• Data to use:
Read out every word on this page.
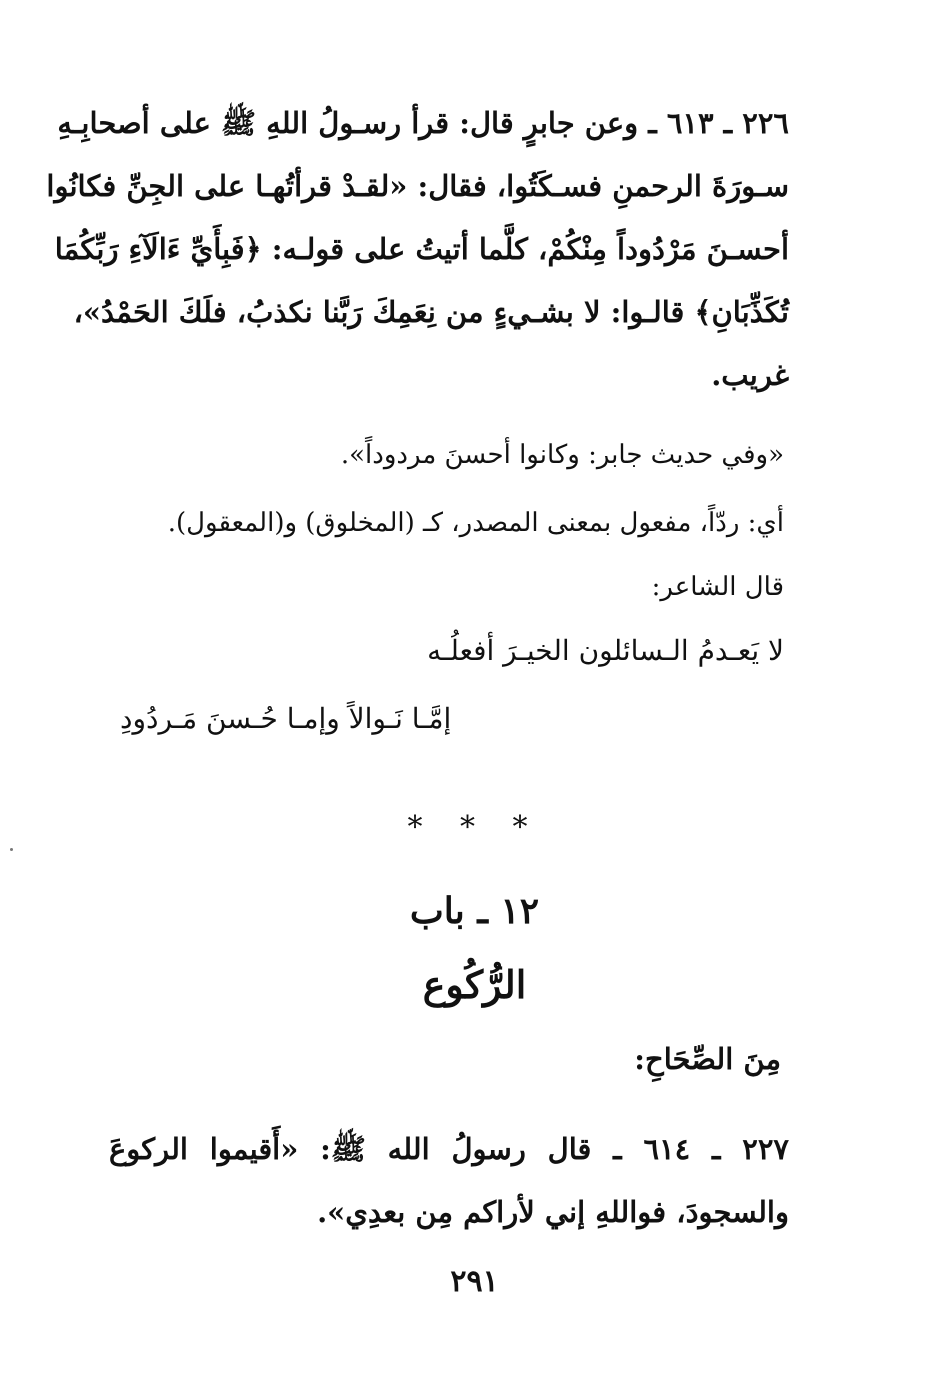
٢٢٦ ـ ٦١٣ ـ وعن جابرٍ قال: قرأ رسـولُ اللهِ ﷺ على أصحابِـهِ
سـورَةَ الرحمنِ فسـكَتُوا، فقال: «لقـدْ قرأتُهـا على الجِنِّ فكانُوا
أحسـنَ مَرْدُوداً مِنْكُمْ، كلَّما أتيتُ على قولـه: ﴿فَبِأَيِّ ءَالَآءِ رَبِّكُمَا
تُكَذِّبَانِ﴾ قالـوا: لا بشـيءٍ من نِعَمِكَ رَبَّنا نكذبُ، فلَكَ الحَمْدُ»،
غريب.
«وفي حديث جابر: وكانوا أحسنَ مردوداً».
أي: ردّاً، مفعول بمعنى المصدر، كـ (المخلوق) و(المعقول).
قال الشاعر:
لا يَعـدمُ الـسائلون الخيـرَ أفعلُـه
إمَّـا نَـوالاً وإمـا حُـسنَ مَـردُودِ
* * *
١٢ ـ باب
الرُّكُوع
مِنَ الصِّحَاحِ:
٢٢٧ ـ ٦١٤ ـ قال رسولُ الله ﷺ: «أَقيموا الركوعَ والسجودَ، فواللهِ إني لأراكم مِن بعدِي».
٢٩١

• Exercise:
Reproduce the full listing faithfully, but do not carry over any pictures.

• Exercise solution:
Read out every word on this page.
٢٢٦ ـ ٦١٣ ـ وعن جابرٍ قال: قرأ رسـولُ اللهِ ﷺ على أصحابِـهِ
سـورَةَ الرحمنِ فسـكَتُوا، فقال: «لقـدْ قرأتُهـا على الجِنِّ فكانُوا
أحسـنَ مَرْدُوداً مِنْكُمْ، كلَّما أتيتُ على قولـه: ﴿فَبِأَيِّ ءَالَآءِ رَبِّكُمَا
تُكَذِّبَانِ﴾ قالـوا: لا بشـيءٍ من نِعَمِكَ رَبَّنا نكذبُ، فلَكَ الحَمْدُ»،
غريب.
«وفي حديث جابر: وكانوا أحسنَ مردوداً».
أي: ردّاً، مفعول بمعنى المصدر، كـ (المخلوق) و(المعقول).
قال الشاعر:
لا يَعـدمُ الـسائلون الخيـرَ أفعلُـه
إمَّـا نَـوالاً وإمـا حُـسنَ مَـردُودِ
* * *
١٢ ـ باب
الرُّكُوع
مِنَ الصِّحَاحِ:
٢٢٧ ـ ٦١٤ ـ قال رسولُ الله ﷺ: «أَقيموا الركوعَ والسجودَ، فواللهِ إني لأراكم مِن بعدِي».
٢٩١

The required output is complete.